→ SOURCE DATA
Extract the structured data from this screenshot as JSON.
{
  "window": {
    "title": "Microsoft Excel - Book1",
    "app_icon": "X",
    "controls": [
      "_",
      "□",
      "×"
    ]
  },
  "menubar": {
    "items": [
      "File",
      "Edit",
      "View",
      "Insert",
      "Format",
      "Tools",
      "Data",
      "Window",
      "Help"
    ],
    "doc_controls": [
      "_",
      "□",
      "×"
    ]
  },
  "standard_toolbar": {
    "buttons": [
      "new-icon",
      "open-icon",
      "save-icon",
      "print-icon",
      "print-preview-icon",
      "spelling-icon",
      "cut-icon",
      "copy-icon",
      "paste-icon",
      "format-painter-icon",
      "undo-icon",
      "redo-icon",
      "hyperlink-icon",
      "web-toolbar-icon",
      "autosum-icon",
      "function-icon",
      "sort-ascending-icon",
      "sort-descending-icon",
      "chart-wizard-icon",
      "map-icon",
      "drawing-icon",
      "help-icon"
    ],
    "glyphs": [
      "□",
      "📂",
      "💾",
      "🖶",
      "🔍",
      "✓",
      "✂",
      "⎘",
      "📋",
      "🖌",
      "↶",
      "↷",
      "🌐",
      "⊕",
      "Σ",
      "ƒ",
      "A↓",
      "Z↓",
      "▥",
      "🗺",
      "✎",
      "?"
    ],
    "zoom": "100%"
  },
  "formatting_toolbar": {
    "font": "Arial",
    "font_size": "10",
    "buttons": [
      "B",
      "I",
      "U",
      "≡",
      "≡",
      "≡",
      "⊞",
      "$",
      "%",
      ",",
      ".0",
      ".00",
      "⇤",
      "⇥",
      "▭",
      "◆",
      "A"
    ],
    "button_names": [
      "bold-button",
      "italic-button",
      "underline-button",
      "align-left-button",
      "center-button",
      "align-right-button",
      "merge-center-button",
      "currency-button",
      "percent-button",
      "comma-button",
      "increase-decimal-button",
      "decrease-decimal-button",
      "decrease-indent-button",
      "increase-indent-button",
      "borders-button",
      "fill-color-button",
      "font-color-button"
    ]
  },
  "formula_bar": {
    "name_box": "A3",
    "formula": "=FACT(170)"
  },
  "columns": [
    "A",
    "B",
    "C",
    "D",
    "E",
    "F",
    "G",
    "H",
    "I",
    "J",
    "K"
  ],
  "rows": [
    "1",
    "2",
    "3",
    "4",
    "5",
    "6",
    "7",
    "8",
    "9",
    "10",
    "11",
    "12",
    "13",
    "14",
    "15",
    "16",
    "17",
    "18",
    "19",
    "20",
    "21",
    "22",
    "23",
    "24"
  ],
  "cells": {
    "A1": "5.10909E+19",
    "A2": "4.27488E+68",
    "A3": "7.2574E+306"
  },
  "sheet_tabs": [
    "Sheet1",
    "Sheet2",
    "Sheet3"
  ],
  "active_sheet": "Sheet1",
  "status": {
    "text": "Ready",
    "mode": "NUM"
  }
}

→ WHAT TO DO
Please return the data above exactly as given.

→ FULL RESPONSE
Extract the structured data from this screenshot as JSON.
{
  "window": {
    "title": "Microsoft Excel - Book1",
    "app_icon": "X",
    "controls": [
      "_",
      "□",
      "×"
    ]
  },
  "menubar": {
    "items": [
      "File",
      "Edit",
      "View",
      "Insert",
      "Format",
      "Tools",
      "Data",
      "Window",
      "Help"
    ],
    "doc_controls": [
      "_",
      "□",
      "×"
    ]
  },
  "standard_toolbar": {
    "buttons": [
      "new-icon",
      "open-icon",
      "save-icon",
      "print-icon",
      "print-preview-icon",
      "spelling-icon",
      "cut-icon",
      "copy-icon",
      "paste-icon",
      "format-painter-icon",
      "undo-icon",
      "redo-icon",
      "hyperlink-icon",
      "web-toolbar-icon",
      "autosum-icon",
      "function-icon",
      "sort-ascending-icon",
      "sort-descending-icon",
      "chart-wizard-icon",
      "map-icon",
      "drawing-icon",
      "help-icon"
    ],
    "glyphs": [
      "□",
      "📂",
      "💾",
      "🖶",
      "🔍",
      "✓",
      "✂",
      "⎘",
      "📋",
      "🖌",
      "↶",
      "↷",
      "🌐",
      "⊕",
      "Σ",
      "ƒ",
      "A↓",
      "Z↓",
      "▥",
      "🗺",
      "✎",
      "?"
    ],
    "zoom": "100%"
  },
  "formatting_toolbar": {
    "font": "Arial",
    "font_size": "10",
    "buttons": [
      "B",
      "I",
      "U",
      "≡",
      "≡",
      "≡",
      "⊞",
      "$",
      "%",
      ",",
      ".0",
      ".00",
      "⇤",
      "⇥",
      "▭",
      "◆",
      "A"
    ],
    "button_names": [
      "bold-button",
      "italic-button",
      "underline-button",
      "align-left-button",
      "center-button",
      "align-right-button",
      "merge-center-button",
      "currency-button",
      "percent-button",
      "comma-button",
      "increase-decimal-button",
      "decrease-decimal-button",
      "decrease-indent-button",
      "increase-indent-button",
      "borders-button",
      "fill-color-button",
      "font-color-button"
    ]
  },
  "formula_bar": {
    "name_box": "A3",
    "formula": "=FACT(170)"
  },
  "columns": [
    "A",
    "B",
    "C",
    "D",
    "E",
    "F",
    "G",
    "H",
    "I",
    "J",
    "K"
  ],
  "rows": [
    "1",
    "2",
    "3",
    "4",
    "5",
    "6",
    "7",
    "8",
    "9",
    "10",
    "11",
    "12",
    "13",
    "14",
    "15",
    "16",
    "17",
    "18",
    "19",
    "20",
    "21",
    "22",
    "23",
    "24"
  ],
  "cells": {
    "A1": "5.10909E+19",
    "A2": "4.27488E+68",
    "A3": "7.2574E+306"
  },
  "sheet_tabs": [
    "Sheet1",
    "Sheet2",
    "Sheet3"
  ],
  "active_sheet": "Sheet1",
  "status": {
    "text": "Ready",
    "mode": "NUM"
  }
}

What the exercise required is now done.